-- start of Listing --

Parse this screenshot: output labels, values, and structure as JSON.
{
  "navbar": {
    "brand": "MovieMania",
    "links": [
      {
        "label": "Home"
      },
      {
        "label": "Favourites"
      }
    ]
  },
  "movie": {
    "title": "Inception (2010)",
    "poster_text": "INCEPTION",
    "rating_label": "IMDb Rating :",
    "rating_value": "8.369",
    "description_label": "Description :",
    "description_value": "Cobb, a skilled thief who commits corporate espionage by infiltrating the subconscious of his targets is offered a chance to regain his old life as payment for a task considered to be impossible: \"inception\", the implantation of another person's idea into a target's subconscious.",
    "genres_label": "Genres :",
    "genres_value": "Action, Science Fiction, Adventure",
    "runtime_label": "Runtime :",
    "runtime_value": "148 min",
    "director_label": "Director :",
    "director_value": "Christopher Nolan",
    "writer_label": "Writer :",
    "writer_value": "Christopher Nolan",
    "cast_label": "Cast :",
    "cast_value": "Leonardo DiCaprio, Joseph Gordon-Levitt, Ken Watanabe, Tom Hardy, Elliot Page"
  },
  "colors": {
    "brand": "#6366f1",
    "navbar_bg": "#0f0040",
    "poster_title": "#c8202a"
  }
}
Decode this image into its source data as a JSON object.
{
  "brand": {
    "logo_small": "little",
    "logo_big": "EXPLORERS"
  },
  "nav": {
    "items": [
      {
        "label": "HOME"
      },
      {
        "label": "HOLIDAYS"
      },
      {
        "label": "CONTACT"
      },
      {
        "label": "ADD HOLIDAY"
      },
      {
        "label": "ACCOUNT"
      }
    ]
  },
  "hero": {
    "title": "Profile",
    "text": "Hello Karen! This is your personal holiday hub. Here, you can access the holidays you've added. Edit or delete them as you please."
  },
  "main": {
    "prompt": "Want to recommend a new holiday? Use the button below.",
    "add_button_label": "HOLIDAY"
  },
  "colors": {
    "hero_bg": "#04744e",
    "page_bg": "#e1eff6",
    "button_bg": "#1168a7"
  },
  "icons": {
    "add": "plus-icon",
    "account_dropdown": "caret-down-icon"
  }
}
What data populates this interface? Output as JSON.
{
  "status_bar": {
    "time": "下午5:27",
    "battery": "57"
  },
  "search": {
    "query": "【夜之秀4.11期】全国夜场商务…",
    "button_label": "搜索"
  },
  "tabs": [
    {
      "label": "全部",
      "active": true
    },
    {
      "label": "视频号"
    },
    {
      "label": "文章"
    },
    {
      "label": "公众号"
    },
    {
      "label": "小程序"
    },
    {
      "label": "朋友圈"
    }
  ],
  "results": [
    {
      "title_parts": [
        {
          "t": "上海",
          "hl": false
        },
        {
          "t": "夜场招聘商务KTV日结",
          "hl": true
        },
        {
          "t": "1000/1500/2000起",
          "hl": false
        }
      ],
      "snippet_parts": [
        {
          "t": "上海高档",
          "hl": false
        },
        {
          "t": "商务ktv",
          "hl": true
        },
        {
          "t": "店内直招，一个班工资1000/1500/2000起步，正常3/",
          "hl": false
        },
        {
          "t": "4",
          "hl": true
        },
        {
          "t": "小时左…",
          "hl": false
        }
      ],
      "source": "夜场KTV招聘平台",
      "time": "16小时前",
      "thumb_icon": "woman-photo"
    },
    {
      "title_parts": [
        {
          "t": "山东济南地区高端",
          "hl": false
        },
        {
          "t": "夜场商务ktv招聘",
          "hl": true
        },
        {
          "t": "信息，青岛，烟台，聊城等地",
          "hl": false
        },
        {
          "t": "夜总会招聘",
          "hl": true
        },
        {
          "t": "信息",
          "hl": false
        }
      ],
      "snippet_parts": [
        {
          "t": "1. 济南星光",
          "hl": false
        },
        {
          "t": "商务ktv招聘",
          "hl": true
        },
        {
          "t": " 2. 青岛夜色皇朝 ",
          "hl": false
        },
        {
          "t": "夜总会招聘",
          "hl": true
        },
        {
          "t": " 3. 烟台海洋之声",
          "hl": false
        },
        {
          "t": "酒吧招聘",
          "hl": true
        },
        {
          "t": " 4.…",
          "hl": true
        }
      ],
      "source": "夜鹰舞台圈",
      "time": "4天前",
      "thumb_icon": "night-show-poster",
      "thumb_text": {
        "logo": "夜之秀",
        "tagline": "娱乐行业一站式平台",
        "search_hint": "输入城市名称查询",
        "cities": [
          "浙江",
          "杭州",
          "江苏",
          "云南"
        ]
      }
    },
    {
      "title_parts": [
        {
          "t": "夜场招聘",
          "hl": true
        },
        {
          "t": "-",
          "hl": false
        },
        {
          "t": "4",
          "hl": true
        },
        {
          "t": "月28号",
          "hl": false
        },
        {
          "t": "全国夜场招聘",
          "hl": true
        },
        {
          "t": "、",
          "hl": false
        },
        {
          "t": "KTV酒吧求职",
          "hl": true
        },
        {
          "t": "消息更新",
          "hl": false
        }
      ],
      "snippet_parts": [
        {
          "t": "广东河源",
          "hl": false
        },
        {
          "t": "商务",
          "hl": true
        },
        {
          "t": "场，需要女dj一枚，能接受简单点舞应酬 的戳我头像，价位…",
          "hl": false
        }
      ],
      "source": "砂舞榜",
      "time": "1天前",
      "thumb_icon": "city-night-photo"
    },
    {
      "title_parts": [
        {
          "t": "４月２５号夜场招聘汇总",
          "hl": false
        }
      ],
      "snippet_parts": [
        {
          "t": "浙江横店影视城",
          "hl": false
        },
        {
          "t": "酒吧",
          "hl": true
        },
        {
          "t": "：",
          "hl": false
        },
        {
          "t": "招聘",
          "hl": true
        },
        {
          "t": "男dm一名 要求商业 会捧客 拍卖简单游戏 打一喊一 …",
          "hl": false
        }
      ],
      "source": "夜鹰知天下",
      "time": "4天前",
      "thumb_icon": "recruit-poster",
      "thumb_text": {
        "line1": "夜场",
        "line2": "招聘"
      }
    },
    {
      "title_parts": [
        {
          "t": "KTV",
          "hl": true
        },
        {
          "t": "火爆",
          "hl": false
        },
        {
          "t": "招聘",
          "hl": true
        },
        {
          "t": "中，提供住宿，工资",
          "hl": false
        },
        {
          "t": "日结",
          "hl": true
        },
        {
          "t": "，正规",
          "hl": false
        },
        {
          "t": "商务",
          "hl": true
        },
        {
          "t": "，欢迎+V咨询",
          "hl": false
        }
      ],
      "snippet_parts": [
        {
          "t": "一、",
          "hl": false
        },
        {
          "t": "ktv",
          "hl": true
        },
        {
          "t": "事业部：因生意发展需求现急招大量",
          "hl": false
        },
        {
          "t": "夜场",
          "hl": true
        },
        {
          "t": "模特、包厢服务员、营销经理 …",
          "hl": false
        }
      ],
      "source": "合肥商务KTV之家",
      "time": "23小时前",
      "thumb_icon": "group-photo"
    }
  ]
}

-- end of Listing --

Extract every record. Keep wording exact.

Parse this screenshot: output labels, values, and structure as JSON.
{
  "navbar": {
    "brand": "MovieMania",
    "links": [
      {
        "label": "Home"
      },
      {
        "label": "Favourites"
      }
    ]
  },
  "movie": {
    "title": "Inception (2010)",
    "poster_text": "INCEPTION",
    "rating_label": "IMDb Rating :",
    "rating_value": "8.369",
    "description_label": "Description :",
    "description_value": "Cobb, a skilled thief who commits corporate espionage by infiltrating the subconscious of his targets is offered a chance to regain his old life as payment for a task considered to be impossible: \"inception\", the implantation of another person's idea into a target's subconscious.",
    "genres_label": "Genres :",
    "genres_value": "Action, Science Fiction, Adventure",
    "runtime_label": "Runtime :",
    "runtime_value": "148 min",
    "director_label": "Director :",
    "director_value": "Christopher Nolan",
    "writer_label": "Writer :",
    "writer_value": "Christopher Nolan",
    "cast_label": "Cast :",
    "cast_value": "Leonardo DiCaprio, Joseph Gordon-Levitt, Ken Watanabe, Tom Hardy, Elliot Page"
  },
  "colors": {
    "brand": "#6366f1",
    "navbar_bg": "#0f0040",
    "poster_title": "#c8202a"
  }
}
Decode this image into its source data as a JSON object.
{
  "brand": {
    "logo_small": "little",
    "logo_big": "EXPLORERS"
  },
  "nav": {
    "items": [
      {
        "label": "HOME"
      },
      {
        "label": "HOLIDAYS"
      },
      {
        "label": "CONTACT"
      },
      {
        "label": "ADD HOLIDAY"
      },
      {
        "label": "ACCOUNT"
      }
    ]
  },
  "hero": {
    "title": "Profile",
    "text": "Hello Karen! This is your personal holiday hub. Here, you can access the holidays you've added. Edit or delete them as you please."
  },
  "main": {
    "prompt": "Want to recommend a new holiday? Use the button below.",
    "add_button_label": "HOLIDAY"
  },
  "colors": {
    "hero_bg": "#04744e",
    "page_bg": "#e1eff6",
    "button_bg": "#1168a7"
  },
  "icons": {
    "add": "plus-icon",
    "account_dropdown": "caret-down-icon"
  }
}
What data populates this interface? Output as JSON.
{
  "status_bar": {
    "time": "下午5:27",
    "battery": "57"
  },
  "search": {
    "query": "【夜之秀4.11期】全国夜场商务…",
    "button_label": "搜索"
  },
  "tabs": [
    {
      "label": "全部",
      "active": true
    },
    {
      "label": "视频号"
    },
    {
      "label": "文章"
    },
    {
      "label": "公众号"
    },
    {
      "label": "小程序"
    },
    {
      "label": "朋友圈"
    }
  ],
  "results": [
    {
      "title_parts": [
        {
          "t": "上海",
          "hl": false
        },
        {
          "t": "夜场招聘商务KTV日结",
          "hl": true
        },
        {
          "t": "1000/1500/2000起",
          "hl": false
        }
      ],
      "snippet_parts": [
        {
          "t": "上海高档",
          "hl": false
        },
        {
          "t": "商务ktv",
          "hl": true
        },
        {
          "t": "店内直招，一个班工资1000/1500/2000起步，正常3/",
          "hl": false
        },
        {
          "t": "4",
          "hl": true
        },
        {
          "t": "小时左…",
          "hl": false
        }
      ],
      "source": "夜场KTV招聘平台",
      "time": "16小时前",
      "thumb_icon": "woman-photo"
    },
    {
      "title_parts": [
        {
          "t": "山东济南地区高端",
          "hl": false
        },
        {
          "t": "夜场商务ktv招聘",
          "hl": true
        },
        {
          "t": "信息，青岛，烟台，聊城等地",
          "hl": false
        },
        {
          "t": "夜总会招聘",
          "hl": true
        },
        {
          "t": "信息",
          "hl": false
        }
      ],
      "snippet_parts": [
        {
          "t": "1. 济南星光",
          "hl": false
        },
        {
          "t": "商务ktv招聘",
          "hl": true
        },
        {
          "t": " 2. 青岛夜色皇朝 ",
          "hl": false
        },
        {
          "t": "夜总会招聘",
          "hl": true
        },
        {
          "t": " 3. 烟台海洋之声",
          "hl": false
        },
        {
          "t": "酒吧招聘",
          "hl": true
        },
        {
          "t": " 4.…",
          "hl": true
        }
      ],
      "source": "夜鹰舞台圈",
      "time": "4天前",
      "thumb_icon": "night-show-poster",
      "thumb_text": {
        "logo": "夜之秀",
        "tagline": "娱乐行业一站式平台",
        "search_hint": "输入城市名称查询",
        "cities": [
          "浙江",
          "杭州",
          "江苏",
          "云南"
        ]
      }
    },
    {
      "title_parts": [
        {
          "t": "夜场招聘",
          "hl": true
        },
        {
          "t": "-",
          "hl": false
        },
        {
          "t": "4",
          "hl": true
        },
        {
          "t": "月28号",
          "hl": false
        },
        {
          "t": "全国夜场招聘",
          "hl": true
        },
        {
          "t": "、",
          "hl": false
        },
        {
          "t": "KTV酒吧求职",
          "hl": true
        },
        {
          "t": "消息更新",
          "hl": false
        }
      ],
      "snippet_parts": [
        {
          "t": "广东河源",
          "hl": false
        },
        {
          "t": "商务",
          "hl": true
        },
        {
          "t": "场，需要女dj一枚，能接受简单点舞应酬 的戳我头像，价位…",
          "hl": false
        }
      ],
      "source": "砂舞榜",
      "time": "1天前",
      "thumb_icon": "city-night-photo"
    },
    {
      "title_parts": [
        {
          "t": "４月２５号夜场招聘汇总",
          "hl": false
        }
      ],
      "snippet_parts": [
        {
          "t": "浙江横店影视城",
          "hl": false
        },
        {
          "t": "酒吧",
          "hl": true
        },
        {
          "t": "：",
          "hl": false
        },
        {
          "t": "招聘",
          "hl": true
        },
        {
          "t": "男dm一名 要求商业 会捧客 拍卖简单游戏 打一喊一 …",
          "hl": false
        }
      ],
      "source": "夜鹰知天下",
      "time": "4天前",
      "thumb_icon": "recruit-poster",
      "thumb_text": {
        "line1": "夜场",
        "line2": "招聘"
      }
    },
    {
      "title_parts": [
        {
          "t": "KTV",
          "hl": true
        },
        {
          "t": "火爆",
          "hl": false
        },
        {
          "t": "招聘",
          "hl": true
        },
        {
          "t": "中，提供住宿，工资",
          "hl": false
        },
        {
          "t": "日结",
          "hl": true
        },
        {
          "t": "，正规",
          "hl": false
        },
        {
          "t": "商务",
          "hl": true
        },
        {
          "t": "，欢迎+V咨询",
          "hl": false
        }
      ],
      "snippet_parts": [
        {
          "t": "一、",
          "hl": false
        },
        {
          "t": "ktv",
          "hl": true
        },
        {
          "t": "事业部：因生意发展需求现急招大量",
          "hl": false
        },
        {
          "t": "夜场",
          "hl": true
        },
        {
          "t": "模特、包厢服务员、营销经理 …",
          "hl": false
        }
      ],
      "source": "合肥商务KTV之家",
      "time": "23小时前",
      "thumb_icon": "group-photo"
    }
  ]
}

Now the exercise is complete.